INSTRUCTIONS TO FOLLOW: Write the data out again, character for character, with no images.

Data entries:
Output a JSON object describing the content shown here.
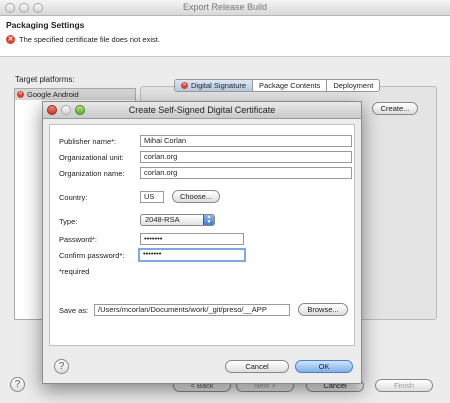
{
  "window": {
    "title": "Export Release Build"
  },
  "header": {
    "title": "Packaging Settings",
    "error": "The specified certificate file does not exist."
  },
  "target_platforms": {
    "label": "Target platforms:",
    "items": [
      "Google Android"
    ]
  },
  "tabs": [
    "Digital Signature",
    "Package Contents",
    "Deployment"
  ],
  "buttons": {
    "create": "Create...",
    "back": "< Back",
    "next": "Next >",
    "cancel": "Cancel",
    "finish": "Finish"
  },
  "help_symbol": "?",
  "dialog": {
    "title": "Create Self-Signed Digital Certificate",
    "fields": {
      "publisher": {
        "label": "Publisher name*:",
        "value": "Mihai Corlan"
      },
      "org_unit": {
        "label": "Organizational unit:",
        "value": "corlan.org"
      },
      "org_name": {
        "label": "Organization name:",
        "value": "corlan.org"
      },
      "country": {
        "label": "Country:",
        "value": "US",
        "choose_button": "Choose..."
      },
      "type": {
        "label": "Type:",
        "value": "2048-RSA"
      },
      "password": {
        "label": "Password*:",
        "value": "•••••••"
      },
      "confirm": {
        "label": "Confirm password*:",
        "value": "•••••••"
      }
    },
    "required_note": "*required",
    "save_as": {
      "label": "Save as:",
      "value": "/Users/mcorlan/Documents/work/_git/preso/__APP",
      "browse_button": "Browse..."
    },
    "buttons": {
      "cancel": "Cancel",
      "ok": "OK"
    }
  }
}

OUTPUT OF THE EXERCISE:
Output a JSON object describing the content shown here.
{
  "window": {
    "title": "Export Release Build"
  },
  "header": {
    "title": "Packaging Settings",
    "error": "The specified certificate file does not exist."
  },
  "target_platforms": {
    "label": "Target platforms:",
    "items": [
      "Google Android"
    ]
  },
  "tabs": [
    "Digital Signature",
    "Package Contents",
    "Deployment"
  ],
  "buttons": {
    "create": "Create...",
    "back": "< Back",
    "next": "Next >",
    "cancel": "Cancel",
    "finish": "Finish"
  },
  "help_symbol": "?",
  "dialog": {
    "title": "Create Self-Signed Digital Certificate",
    "fields": {
      "publisher": {
        "label": "Publisher name*:",
        "value": "Mihai Corlan"
      },
      "org_unit": {
        "label": "Organizational unit:",
        "value": "corlan.org"
      },
      "org_name": {
        "label": "Organization name:",
        "value": "corlan.org"
      },
      "country": {
        "label": "Country:",
        "value": "US",
        "choose_button": "Choose..."
      },
      "type": {
        "label": "Type:",
        "value": "2048-RSA"
      },
      "password": {
        "label": "Password*:",
        "value": "•••••••"
      },
      "confirm": {
        "label": "Confirm password*:",
        "value": "•••••••"
      }
    },
    "required_note": "*required",
    "save_as": {
      "label": "Save as:",
      "value": "/Users/mcorlan/Documents/work/_git/preso/__APP",
      "browse_button": "Browse..."
    },
    "buttons": {
      "cancel": "Cancel",
      "ok": "OK"
    }
  }
}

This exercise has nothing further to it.